▸ Supplied records
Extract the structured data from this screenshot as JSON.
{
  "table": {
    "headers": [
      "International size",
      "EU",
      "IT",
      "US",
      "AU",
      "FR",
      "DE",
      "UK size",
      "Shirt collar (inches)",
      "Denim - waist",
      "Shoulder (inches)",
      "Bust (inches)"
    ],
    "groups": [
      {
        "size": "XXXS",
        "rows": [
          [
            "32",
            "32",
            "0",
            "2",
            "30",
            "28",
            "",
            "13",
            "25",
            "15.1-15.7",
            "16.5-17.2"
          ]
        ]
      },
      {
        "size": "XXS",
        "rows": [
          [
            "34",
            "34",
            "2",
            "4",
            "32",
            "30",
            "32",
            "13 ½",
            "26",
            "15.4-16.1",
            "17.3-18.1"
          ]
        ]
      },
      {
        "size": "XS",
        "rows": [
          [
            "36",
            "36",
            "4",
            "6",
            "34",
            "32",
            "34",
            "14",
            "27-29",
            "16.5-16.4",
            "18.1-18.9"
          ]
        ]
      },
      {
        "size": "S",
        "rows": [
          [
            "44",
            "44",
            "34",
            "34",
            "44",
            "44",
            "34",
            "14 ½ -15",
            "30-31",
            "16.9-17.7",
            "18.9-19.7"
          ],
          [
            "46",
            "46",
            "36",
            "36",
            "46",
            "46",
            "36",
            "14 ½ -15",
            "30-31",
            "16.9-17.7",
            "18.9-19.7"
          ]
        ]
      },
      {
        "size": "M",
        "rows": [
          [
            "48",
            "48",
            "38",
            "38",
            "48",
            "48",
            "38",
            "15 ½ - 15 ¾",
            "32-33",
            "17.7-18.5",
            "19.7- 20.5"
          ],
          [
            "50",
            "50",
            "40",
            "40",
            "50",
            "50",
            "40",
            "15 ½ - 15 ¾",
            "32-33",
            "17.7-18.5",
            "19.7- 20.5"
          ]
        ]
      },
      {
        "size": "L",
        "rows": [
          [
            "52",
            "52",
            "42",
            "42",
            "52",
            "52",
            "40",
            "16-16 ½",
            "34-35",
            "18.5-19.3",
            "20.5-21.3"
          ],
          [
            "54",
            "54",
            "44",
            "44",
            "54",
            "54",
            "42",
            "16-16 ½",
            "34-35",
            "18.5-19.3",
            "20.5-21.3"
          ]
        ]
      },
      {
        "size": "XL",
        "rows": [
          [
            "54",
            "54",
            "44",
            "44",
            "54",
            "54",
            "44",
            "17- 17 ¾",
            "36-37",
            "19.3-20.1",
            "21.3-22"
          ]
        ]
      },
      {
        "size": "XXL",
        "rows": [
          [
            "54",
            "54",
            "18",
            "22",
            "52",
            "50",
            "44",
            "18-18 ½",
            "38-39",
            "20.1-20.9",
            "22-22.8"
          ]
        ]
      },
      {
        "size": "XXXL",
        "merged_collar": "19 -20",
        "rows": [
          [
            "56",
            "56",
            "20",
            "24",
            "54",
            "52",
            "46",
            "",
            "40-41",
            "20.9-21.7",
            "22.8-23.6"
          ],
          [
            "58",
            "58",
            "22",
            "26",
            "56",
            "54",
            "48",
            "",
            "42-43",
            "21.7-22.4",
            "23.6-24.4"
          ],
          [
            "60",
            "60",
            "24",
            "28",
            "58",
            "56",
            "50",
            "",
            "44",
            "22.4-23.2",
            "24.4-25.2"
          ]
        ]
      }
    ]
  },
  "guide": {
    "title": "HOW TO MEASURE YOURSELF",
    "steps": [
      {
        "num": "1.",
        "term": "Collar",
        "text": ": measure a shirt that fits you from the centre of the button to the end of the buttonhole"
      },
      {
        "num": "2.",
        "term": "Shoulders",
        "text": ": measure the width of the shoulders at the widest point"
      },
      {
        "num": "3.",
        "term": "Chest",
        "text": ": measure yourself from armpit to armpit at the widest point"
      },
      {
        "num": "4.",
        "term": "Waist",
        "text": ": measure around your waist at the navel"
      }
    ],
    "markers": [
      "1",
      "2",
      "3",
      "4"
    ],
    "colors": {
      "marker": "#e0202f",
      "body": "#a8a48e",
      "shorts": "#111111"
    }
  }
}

▸ Do this
Look through the material above. Copy each line where the word "point" appears.

▸ Answer
        "text": ": measure the width of the shoulders at the widest point"
        "text": ": measure yourself from armpit to armpit at the widest point"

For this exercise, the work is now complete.